Dataset entries.
>> BEGIN
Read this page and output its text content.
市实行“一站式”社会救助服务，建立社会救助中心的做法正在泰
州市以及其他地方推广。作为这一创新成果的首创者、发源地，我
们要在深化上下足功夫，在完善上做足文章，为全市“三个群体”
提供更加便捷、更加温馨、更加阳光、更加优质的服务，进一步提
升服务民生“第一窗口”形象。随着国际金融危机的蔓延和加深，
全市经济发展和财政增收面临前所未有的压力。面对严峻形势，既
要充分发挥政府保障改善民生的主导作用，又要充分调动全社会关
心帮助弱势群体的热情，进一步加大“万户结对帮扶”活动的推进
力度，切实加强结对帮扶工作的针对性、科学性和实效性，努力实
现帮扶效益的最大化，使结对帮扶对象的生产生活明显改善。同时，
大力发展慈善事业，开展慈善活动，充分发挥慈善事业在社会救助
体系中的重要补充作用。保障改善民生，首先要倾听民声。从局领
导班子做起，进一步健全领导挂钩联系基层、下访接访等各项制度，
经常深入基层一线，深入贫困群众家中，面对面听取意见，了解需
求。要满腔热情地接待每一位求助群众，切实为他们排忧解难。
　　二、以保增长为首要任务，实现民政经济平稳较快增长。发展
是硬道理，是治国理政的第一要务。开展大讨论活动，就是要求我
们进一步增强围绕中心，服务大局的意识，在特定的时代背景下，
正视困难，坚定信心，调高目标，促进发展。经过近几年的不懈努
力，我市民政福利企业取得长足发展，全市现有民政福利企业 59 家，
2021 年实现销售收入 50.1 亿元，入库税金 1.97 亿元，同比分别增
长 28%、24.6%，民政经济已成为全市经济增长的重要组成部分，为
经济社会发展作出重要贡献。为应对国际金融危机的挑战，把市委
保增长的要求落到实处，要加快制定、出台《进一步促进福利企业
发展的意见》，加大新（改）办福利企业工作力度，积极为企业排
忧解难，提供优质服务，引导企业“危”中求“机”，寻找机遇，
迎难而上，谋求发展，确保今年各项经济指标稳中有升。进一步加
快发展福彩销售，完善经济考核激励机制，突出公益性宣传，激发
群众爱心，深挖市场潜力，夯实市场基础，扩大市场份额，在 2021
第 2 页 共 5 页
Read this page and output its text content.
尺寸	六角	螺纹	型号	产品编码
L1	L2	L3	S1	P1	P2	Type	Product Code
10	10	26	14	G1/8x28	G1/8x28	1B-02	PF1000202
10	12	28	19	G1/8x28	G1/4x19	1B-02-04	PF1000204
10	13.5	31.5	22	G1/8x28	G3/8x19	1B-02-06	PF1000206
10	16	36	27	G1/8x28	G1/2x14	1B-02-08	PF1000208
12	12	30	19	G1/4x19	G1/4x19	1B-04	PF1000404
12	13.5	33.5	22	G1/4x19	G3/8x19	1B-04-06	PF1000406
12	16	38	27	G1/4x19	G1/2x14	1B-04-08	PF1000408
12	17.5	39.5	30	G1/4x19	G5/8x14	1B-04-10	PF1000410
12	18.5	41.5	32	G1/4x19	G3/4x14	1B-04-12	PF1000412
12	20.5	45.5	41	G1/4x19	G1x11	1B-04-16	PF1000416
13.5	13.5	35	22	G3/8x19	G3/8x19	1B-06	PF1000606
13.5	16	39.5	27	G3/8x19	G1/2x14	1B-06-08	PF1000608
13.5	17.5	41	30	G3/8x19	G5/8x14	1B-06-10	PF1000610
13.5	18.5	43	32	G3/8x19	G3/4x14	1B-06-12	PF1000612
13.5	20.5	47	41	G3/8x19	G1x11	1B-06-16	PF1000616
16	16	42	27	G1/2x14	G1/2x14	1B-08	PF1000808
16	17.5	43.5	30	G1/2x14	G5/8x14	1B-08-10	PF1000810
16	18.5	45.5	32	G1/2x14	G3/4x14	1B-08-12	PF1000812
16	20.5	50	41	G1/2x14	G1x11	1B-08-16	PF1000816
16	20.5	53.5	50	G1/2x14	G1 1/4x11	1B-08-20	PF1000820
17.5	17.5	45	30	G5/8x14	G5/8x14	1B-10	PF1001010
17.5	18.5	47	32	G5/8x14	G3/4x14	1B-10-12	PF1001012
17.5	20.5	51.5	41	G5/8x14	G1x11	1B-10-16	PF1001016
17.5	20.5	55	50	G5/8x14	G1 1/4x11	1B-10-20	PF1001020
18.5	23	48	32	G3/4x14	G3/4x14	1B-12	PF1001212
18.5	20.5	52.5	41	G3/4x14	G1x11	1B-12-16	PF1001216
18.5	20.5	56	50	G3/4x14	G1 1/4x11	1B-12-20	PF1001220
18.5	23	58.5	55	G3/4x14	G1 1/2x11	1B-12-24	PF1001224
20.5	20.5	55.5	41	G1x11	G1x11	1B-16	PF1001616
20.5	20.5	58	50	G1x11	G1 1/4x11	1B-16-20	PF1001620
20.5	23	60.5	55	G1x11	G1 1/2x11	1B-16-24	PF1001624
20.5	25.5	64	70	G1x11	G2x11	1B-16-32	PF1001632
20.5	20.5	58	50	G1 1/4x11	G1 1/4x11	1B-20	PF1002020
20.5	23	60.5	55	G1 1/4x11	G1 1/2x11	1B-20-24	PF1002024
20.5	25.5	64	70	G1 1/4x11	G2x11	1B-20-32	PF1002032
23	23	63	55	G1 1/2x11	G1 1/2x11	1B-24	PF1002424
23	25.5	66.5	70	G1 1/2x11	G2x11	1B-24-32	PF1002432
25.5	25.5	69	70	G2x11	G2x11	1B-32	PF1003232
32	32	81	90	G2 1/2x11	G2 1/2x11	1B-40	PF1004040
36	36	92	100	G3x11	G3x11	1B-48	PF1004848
>> END
EXERCISE BRIEF. Copy out each record from above, exactly.

THE OUTPUT.
Read this page and output its text content.
市实行“一站式”社会救助服务，建立社会救助中心的做法正在泰
州市以及其他地方推广。作为这一创新成果的首创者、发源地，我
们要在深化上下足功夫，在完善上做足文章，为全市“三个群体”
提供更加便捷、更加温馨、更加阳光、更加优质的服务，进一步提
升服务民生“第一窗口”形象。随着国际金融危机的蔓延和加深，
全市经济发展和财政增收面临前所未有的压力。面对严峻形势，既
要充分发挥政府保障改善民生的主导作用，又要充分调动全社会关
心帮助弱势群体的热情，进一步加大“万户结对帮扶”活动的推进
力度，切实加强结对帮扶工作的针对性、科学性和实效性，努力实
现帮扶效益的最大化，使结对帮扶对象的生产生活明显改善。同时，
大力发展慈善事业，开展慈善活动，充分发挥慈善事业在社会救助
体系中的重要补充作用。保障改善民生，首先要倾听民声。从局领
导班子做起，进一步健全领导挂钩联系基层、下访接访等各项制度，
经常深入基层一线，深入贫困群众家中，面对面听取意见，了解需
求。要满腔热情地接待每一位求助群众，切实为他们排忧解难。
　　二、以保增长为首要任务，实现民政经济平稳较快增长。发展
是硬道理，是治国理政的第一要务。开展大讨论活动，就是要求我
们进一步增强围绕中心，服务大局的意识，在特定的时代背景下，
正视困难，坚定信心，调高目标，促进发展。经过近几年的不懈努
力，我市民政福利企业取得长足发展，全市现有民政福利企业 59 家，
2021 年实现销售收入 50.1 亿元，入库税金 1.97 亿元，同比分别增
长 28%、24.6%，民政经济已成为全市经济增长的重要组成部分，为
经济社会发展作出重要贡献。为应对国际金融危机的挑战，把市委
保增长的要求落到实处，要加快制定、出台《进一步促进福利企业
发展的意见》，加大新（改）办福利企业工作力度，积极为企业排
忧解难，提供优质服务，引导企业“危”中求“机”，寻找机遇，
迎难而上，谋求发展，确保今年各项经济指标稳中有升。进一步加
快发展福彩销售，完善经济考核激励机制，突出公益性宣传，激发
群众爱心，深挖市场潜力，夯实市场基础，扩大市场份额，在 2021
第 2 页 共 5 页
Read this page and output its text content.
尺寸	六角	螺纹	型号	产品编码
L1	L2	L3	S1	P1	P2	Type	Product Code
10	10	26	14	G1/8x28	G1/8x28	1B-02	PF1000202
10	12	28	19	G1/8x28	G1/4x19	1B-02-04	PF1000204
10	13.5	31.5	22	G1/8x28	G3/8x19	1B-02-06	PF1000206
10	16	36	27	G1/8x28	G1/2x14	1B-02-08	PF1000208
12	12	30	19	G1/4x19	G1/4x19	1B-04	PF1000404
12	13.5	33.5	22	G1/4x19	G3/8x19	1B-04-06	PF1000406
12	16	38	27	G1/4x19	G1/2x14	1B-04-08	PF1000408
12	17.5	39.5	30	G1/4x19	G5/8x14	1B-04-10	PF1000410
12	18.5	41.5	32	G1/4x19	G3/4x14	1B-04-12	PF1000412
12	20.5	45.5	41	G1/4x19	G1x11	1B-04-16	PF1000416
13.5	13.5	35	22	G3/8x19	G3/8x19	1B-06	PF1000606
13.5	16	39.5	27	G3/8x19	G1/2x14	1B-06-08	PF1000608
13.5	17.5	41	30	G3/8x19	G5/8x14	1B-06-10	PF1000610
13.5	18.5	43	32	G3/8x19	G3/4x14	1B-06-12	PF1000612
13.5	20.5	47	41	G3/8x19	G1x11	1B-06-16	PF1000616
16	16	42	27	G1/2x14	G1/2x14	1B-08	PF1000808
16	17.5	43.5	30	G1/2x14	G5/8x14	1B-08-10	PF1000810
16	18.5	45.5	32	G1/2x14	G3/4x14	1B-08-12	PF1000812
16	20.5	50	41	G1/2x14	G1x11	1B-08-16	PF1000816
16	20.5	53.5	50	G1/2x14	G1 1/4x11	1B-08-20	PF1000820
17.5	17.5	45	30	G5/8x14	G5/8x14	1B-10	PF1001010
17.5	18.5	47	32	G5/8x14	G3/4x14	1B-10-12	PF1001012
17.5	20.5	51.5	41	G5/8x14	G1x11	1B-10-16	PF1001016
17.5	20.5	55	50	G5/8x14	G1 1/4x11	1B-10-20	PF1001020
18.5	23	48	32	G3/4x14	G3/4x14	1B-12	PF1001212
18.5	20.5	52.5	41	G3/4x14	G1x11	1B-12-16	PF1001216
18.5	20.5	56	50	G3/4x14	G1 1/4x11	1B-12-20	PF1001220
18.5	23	58.5	55	G3/4x14	G1 1/2x11	1B-12-24	PF1001224
20.5	20.5	55.5	41	G1x11	G1x11	1B-16	PF1001616
20.5	20.5	58	50	G1x11	G1 1/4x11	1B-16-20	PF1001620
20.5	23	60.5	55	G1x11	G1 1/2x11	1B-16-24	PF1001624
20.5	25.5	64	70	G1x11	G2x11	1B-16-32	PF1001632
20.5	20.5	58	50	G1 1/4x11	G1 1/4x11	1B-20	PF1002020
20.5	23	60.5	55	G1 1/4x11	G1 1/2x11	1B-20-24	PF1002024
20.5	25.5	64	70	G1 1/4x11	G2x11	1B-20-32	PF1002032
23	23	63	55	G1 1/2x11	G1 1/2x11	1B-24	PF1002424
23	25.5	66.5	70	G1 1/2x11	G2x11	1B-24-32	PF1002432
25.5	25.5	69	70	G2x11	G2x11	1B-32	PF1003232
32	32	81	90	G2 1/2x11	G2 1/2x11	1B-40	PF1004040
36	36	92	100	G3x11	G3x11	1B-48	PF1004848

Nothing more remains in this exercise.